■ TASK OBJECTIVE: Go through the listing and copy each line with the string "Voting".

═══ PROVIDED MATERIAL

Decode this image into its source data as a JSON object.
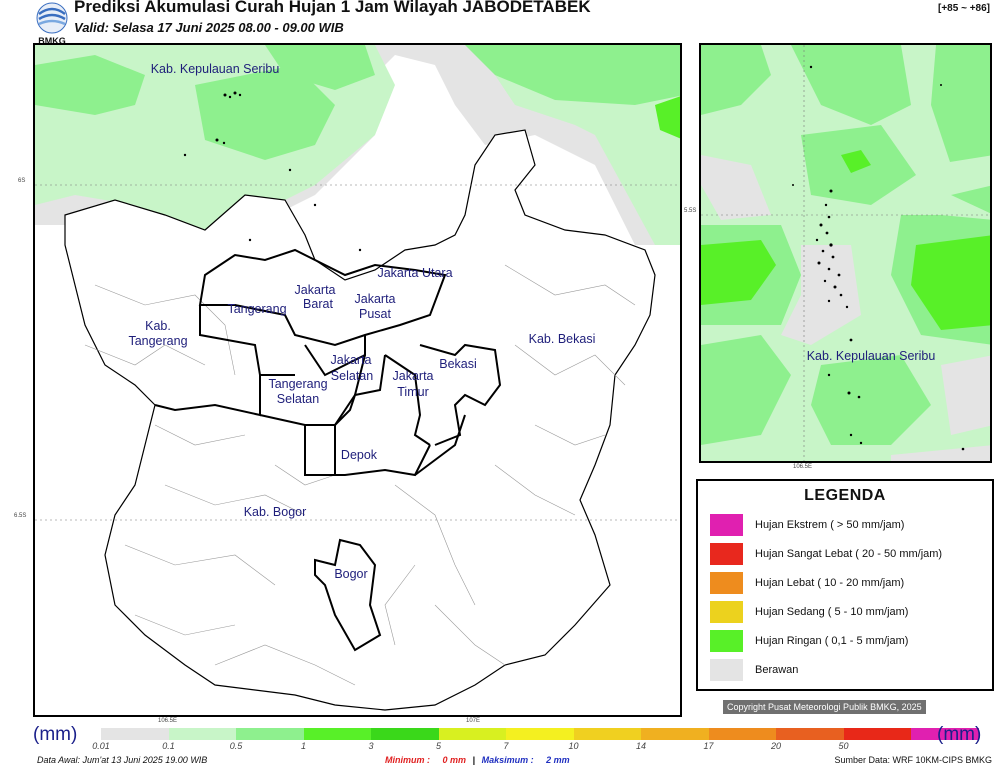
{
  "header": {
    "logo_text": "BMKG",
    "title": "Prediksi Akumulasi Curah Hujan 1 Jam Wilayah JABODETABEK",
    "valid": "Valid: Selasa 17 Juni 2025 08.00 - 09.00 WIB",
    "range_code": "[+85 ~ +86]"
  },
  "main_map": {
    "lat_labels": [
      "6S",
      "6.5S"
    ],
    "lon_labels": [
      "106.5E",
      "107E"
    ],
    "regions": [
      "Kab. Kepulauan Seribu",
      "Jakarta Utara",
      "Jakarta",
      "Barat",
      "Jakarta",
      "Pusat",
      "Tangerang",
      "Kab.",
      "Tangerang",
      "Jakarta",
      "Selatan",
      "Jakarta",
      "Timur",
      "Bekasi",
      "Kab. Bekasi",
      "Tangerang",
      "Selatan",
      "Depok",
      "Kab. Bogor",
      "Bogor"
    ]
  },
  "inset_map": {
    "lat_label": "5.5S",
    "lon_label": "106.5E",
    "region": "Kab. Kepulauan Seribu"
  },
  "legend": {
    "title": "LEGENDA",
    "items": [
      {
        "label": "Hujan Ekstrem ( > 50 mm/jam)",
        "color": "#e020b0"
      },
      {
        "label": "Hujan Sangat Lebat ( 20 - 50 mm/jam)",
        "color": "#e8281e"
      },
      {
        "label": "Hujan Lebat ( 10 - 20 mm/jam)",
        "color": "#ee8c1e"
      },
      {
        "label": "Hujan Sedang ( 5 - 10 mm/jam)",
        "color": "#ecd21e"
      },
      {
        "label": "Hujan Ringan ( 0,1 - 5 mm/jam)",
        "color": "#58f028"
      },
      {
        "label": "Berawan",
        "color": "#e4e4e4"
      }
    ]
  },
  "copyright": "Copyright Pusat Meteorologi Publik BMKG, 2025",
  "colorbar": {
    "unit_left": "(mm)",
    "unit_right": "(mm)",
    "colors": [
      "#e4e4e4",
      "#c8f5c8",
      "#8ef08e",
      "#58f028",
      "#3ad81a",
      "#d8f020",
      "#f4f020",
      "#f0d020",
      "#f0b020",
      "#ee8c1e",
      "#e86020",
      "#e82818",
      "#e020b0"
    ],
    "ticks": [
      "0.01",
      "0.1",
      "0.5",
      "1",
      "3",
      "5",
      "7",
      "10",
      "14",
      "17",
      "20",
      "50"
    ]
  },
  "footer": {
    "data_awal": "Data Awal: Jum'at 13 Juni 2025 19.00 WIB",
    "min_label": "Minimum :",
    "min_value": "0 mm",
    "separator": "|",
    "max_label": "Maksimum :",
    "max_value": "2 mm",
    "source": "Sumber Data: WRF 10KM-CIPS BMKG"
  }
}
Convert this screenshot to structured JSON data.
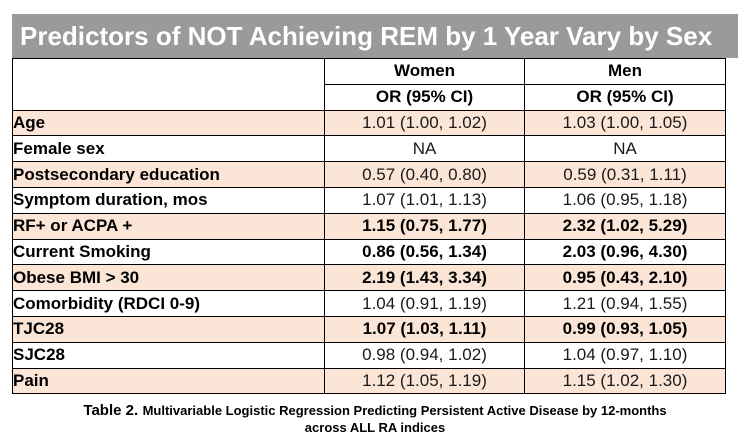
{
  "title": "Predictors of NOT Achieving REM by 1 Year Vary by Sex",
  "header": {
    "women": "Women",
    "men": "Men",
    "or_ci": "OR (95% CI)"
  },
  "rows": [
    {
      "label": "Age",
      "women": "1.01 (1.00, 1.02)",
      "men": "1.03 (1.00, 1.05)"
    },
    {
      "label": "Female sex",
      "women": "NA",
      "men": "NA"
    },
    {
      "label": "Postsecondary education",
      "women": "0.57 (0.40, 0.80)",
      "men": "0.59 (0.31, 1.11)"
    },
    {
      "label": "Symptom duration, mos",
      "women": "1.07 (1.01, 1.13)",
      "men": "1.06 (0.95, 1.18)"
    },
    {
      "label": "RF+ or ACPA +",
      "women": "1.15 (0.75, 1.77)",
      "men": "2.32 (1.02, 5.29)"
    },
    {
      "label": "Current Smoking",
      "women": "0.86 (0.56, 1.34)",
      "men": "2.03 (0.96, 4.30)"
    },
    {
      "label": "Obese BMI > 30",
      "women": "2.19 (1.43, 3.34)",
      "men": "0.95 (0.43, 2.10)"
    },
    {
      "label": "Comorbidity (RDCI 0-9)",
      "women": "1.04 (0.91, 1.19)",
      "men": "1.21 (0.94, 1.55)"
    },
    {
      "label": "TJC28",
      "women": "1.07 (1.03, 1.11)",
      "men": "0.99 (0.93, 1.05)"
    },
    {
      "label": "SJC28",
      "women": "0.98 (0.94, 1.02)",
      "men": "1.04 (0.97, 1.10)"
    },
    {
      "label": "Pain",
      "women": "1.12 (1.05, 1.19)",
      "men": "1.15 (1.02, 1.30)"
    }
  ],
  "caption": {
    "lead": "Table 2.",
    "rest": "Multivariable Logistic Regression Predicting Persistent Active Disease by 12-months",
    "line2": "across ALL RA indices"
  },
  "colors": {
    "title_bg": "#9a9a9a",
    "row_shade": "#fbe5d6"
  }
}
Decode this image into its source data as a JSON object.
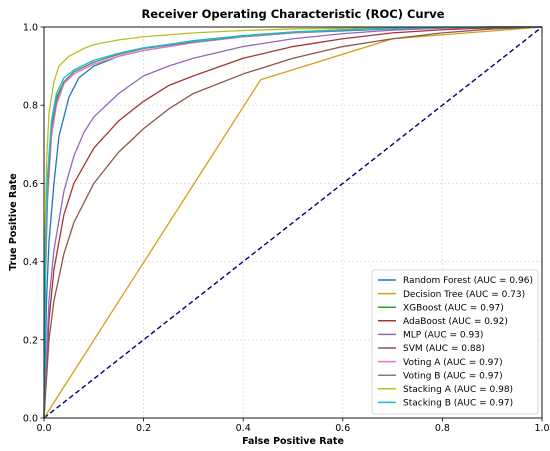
{
  "chart_data": {
    "type": "line",
    "title": "Receiver Operating Characteristic (ROC) Curve",
    "xlabel": "False Positive Rate",
    "ylabel": "True Positive Rate",
    "xlim": [
      0,
      1
    ],
    "ylim": [
      0,
      1
    ],
    "xticks": [
      "0.0",
      "0.2",
      "0.4",
      "0.6",
      "0.8",
      "1.0"
    ],
    "yticks": [
      "0.0",
      "0.2",
      "0.4",
      "0.6",
      "0.8",
      "1.0"
    ],
    "grid": true,
    "legend_position": "bottom-right",
    "reference_line": {
      "x": [
        0,
        1
      ],
      "y": [
        0,
        1
      ],
      "color": "#000080",
      "style": "dashed"
    },
    "series": [
      {
        "name": "Random Forest (AUC = 0.96)",
        "color": "#1f77b4",
        "x": [
          0,
          0.005,
          0.01,
          0.02,
          0.03,
          0.05,
          0.07,
          0.1,
          0.15,
          0.2,
          0.3,
          0.4,
          0.5,
          0.6,
          0.7,
          0.8,
          0.9,
          1.0
        ],
        "y": [
          0,
          0.3,
          0.45,
          0.6,
          0.72,
          0.82,
          0.87,
          0.9,
          0.925,
          0.94,
          0.96,
          0.975,
          0.985,
          0.99,
          0.995,
          0.998,
          1.0,
          1.0
        ]
      },
      {
        "name": "Decision Tree (AUC = 0.73)",
        "color": "#d4a017",
        "x": [
          0,
          0.435,
          0.7,
          1.0
        ],
        "y": [
          0,
          0.865,
          0.97,
          1.0
        ]
      },
      {
        "name": "XGBoost (AUC = 0.97)",
        "color": "#2ca02c",
        "x": [
          0,
          0.003,
          0.007,
          0.015,
          0.025,
          0.04,
          0.06,
          0.1,
          0.15,
          0.2,
          0.3,
          0.4,
          0.5,
          0.6,
          0.7,
          0.8,
          0.9,
          1.0
        ],
        "y": [
          0,
          0.4,
          0.6,
          0.75,
          0.82,
          0.86,
          0.885,
          0.91,
          0.93,
          0.945,
          0.965,
          0.978,
          0.987,
          0.993,
          0.997,
          0.999,
          1.0,
          1.0
        ]
      },
      {
        "name": "AdaBoost (AUC = 0.92)",
        "color": "#a83232",
        "x": [
          0,
          0.01,
          0.02,
          0.04,
          0.06,
          0.1,
          0.15,
          0.2,
          0.25,
          0.3,
          0.4,
          0.5,
          0.6,
          0.7,
          0.8,
          0.9,
          1.0
        ],
        "y": [
          0,
          0.25,
          0.38,
          0.52,
          0.6,
          0.69,
          0.76,
          0.81,
          0.85,
          0.875,
          0.92,
          0.95,
          0.97,
          0.985,
          0.993,
          0.998,
          1.0
        ]
      },
      {
        "name": "MLP (AUC = 0.93)",
        "color": "#9467bd",
        "x": [
          0,
          0.01,
          0.02,
          0.04,
          0.06,
          0.08,
          0.1,
          0.15,
          0.2,
          0.25,
          0.3,
          0.4,
          0.5,
          0.6,
          0.7,
          0.8,
          0.9,
          1.0
        ],
        "y": [
          0,
          0.3,
          0.43,
          0.58,
          0.67,
          0.73,
          0.77,
          0.83,
          0.875,
          0.9,
          0.92,
          0.95,
          0.97,
          0.983,
          0.992,
          0.997,
          1.0,
          1.0
        ]
      },
      {
        "name": "SVM (AUC = 0.88)",
        "color": "#8c564b",
        "x": [
          0,
          0.01,
          0.02,
          0.04,
          0.06,
          0.1,
          0.15,
          0.2,
          0.25,
          0.3,
          0.4,
          0.5,
          0.6,
          0.7,
          0.8,
          0.9,
          1.0
        ],
        "y": [
          0,
          0.2,
          0.3,
          0.42,
          0.5,
          0.6,
          0.68,
          0.74,
          0.79,
          0.83,
          0.88,
          0.92,
          0.95,
          0.97,
          0.985,
          0.995,
          1.0
        ]
      },
      {
        "name": "Voting A (AUC = 0.97)",
        "color": "#e377c2",
        "x": [
          0,
          0.003,
          0.007,
          0.015,
          0.025,
          0.04,
          0.06,
          0.1,
          0.15,
          0.2,
          0.3,
          0.4,
          0.5,
          0.6,
          0.7,
          0.8,
          0.9,
          1.0
        ],
        "y": [
          0,
          0.35,
          0.55,
          0.72,
          0.8,
          0.855,
          0.88,
          0.905,
          0.925,
          0.94,
          0.96,
          0.975,
          0.985,
          0.992,
          0.996,
          0.999,
          1.0,
          1.0
        ]
      },
      {
        "name": "Voting B (AUC = 0.97)",
        "color": "#7f7f7f",
        "x": [
          0,
          0.003,
          0.007,
          0.015,
          0.025,
          0.04,
          0.06,
          0.1,
          0.15,
          0.2,
          0.3,
          0.4,
          0.5,
          0.6,
          0.7,
          0.8,
          0.9,
          1.0
        ],
        "y": [
          0,
          0.38,
          0.58,
          0.74,
          0.81,
          0.86,
          0.885,
          0.91,
          0.93,
          0.945,
          0.962,
          0.976,
          0.986,
          0.993,
          0.997,
          0.999,
          1.0,
          1.0
        ]
      },
      {
        "name": "Stacking A (AUC = 0.98)",
        "color": "#bcbd22",
        "x": [
          0,
          0.002,
          0.005,
          0.01,
          0.02,
          0.03,
          0.05,
          0.08,
          0.1,
          0.15,
          0.2,
          0.3,
          0.4,
          0.5,
          0.6,
          0.7,
          0.8,
          0.9,
          1.0
        ],
        "y": [
          0,
          0.45,
          0.65,
          0.78,
          0.86,
          0.9,
          0.925,
          0.945,
          0.955,
          0.967,
          0.975,
          0.985,
          0.991,
          0.995,
          0.997,
          0.999,
          1.0,
          1.0,
          1.0
        ]
      },
      {
        "name": "Stacking B (AUC = 0.97)",
        "color": "#17becf",
        "x": [
          0,
          0.003,
          0.007,
          0.015,
          0.025,
          0.04,
          0.06,
          0.1,
          0.15,
          0.2,
          0.3,
          0.4,
          0.5,
          0.6,
          0.7,
          0.8,
          0.9,
          1.0
        ],
        "y": [
          0,
          0.42,
          0.62,
          0.76,
          0.83,
          0.87,
          0.89,
          0.915,
          0.933,
          0.947,
          0.964,
          0.977,
          0.987,
          0.993,
          0.997,
          0.999,
          1.0,
          1.0
        ]
      }
    ]
  }
}
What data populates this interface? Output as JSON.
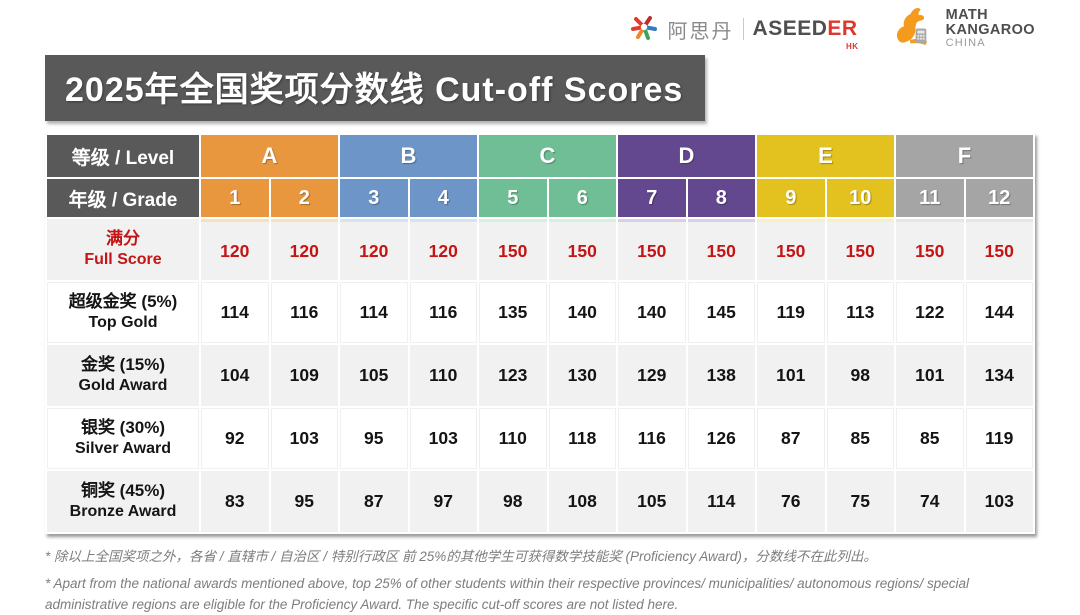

══════

■ EXERCISE ANSWER:
        "name": "Voting A (AUC = 0.97)",
        "name": "Voting B (AUC = 0.97)",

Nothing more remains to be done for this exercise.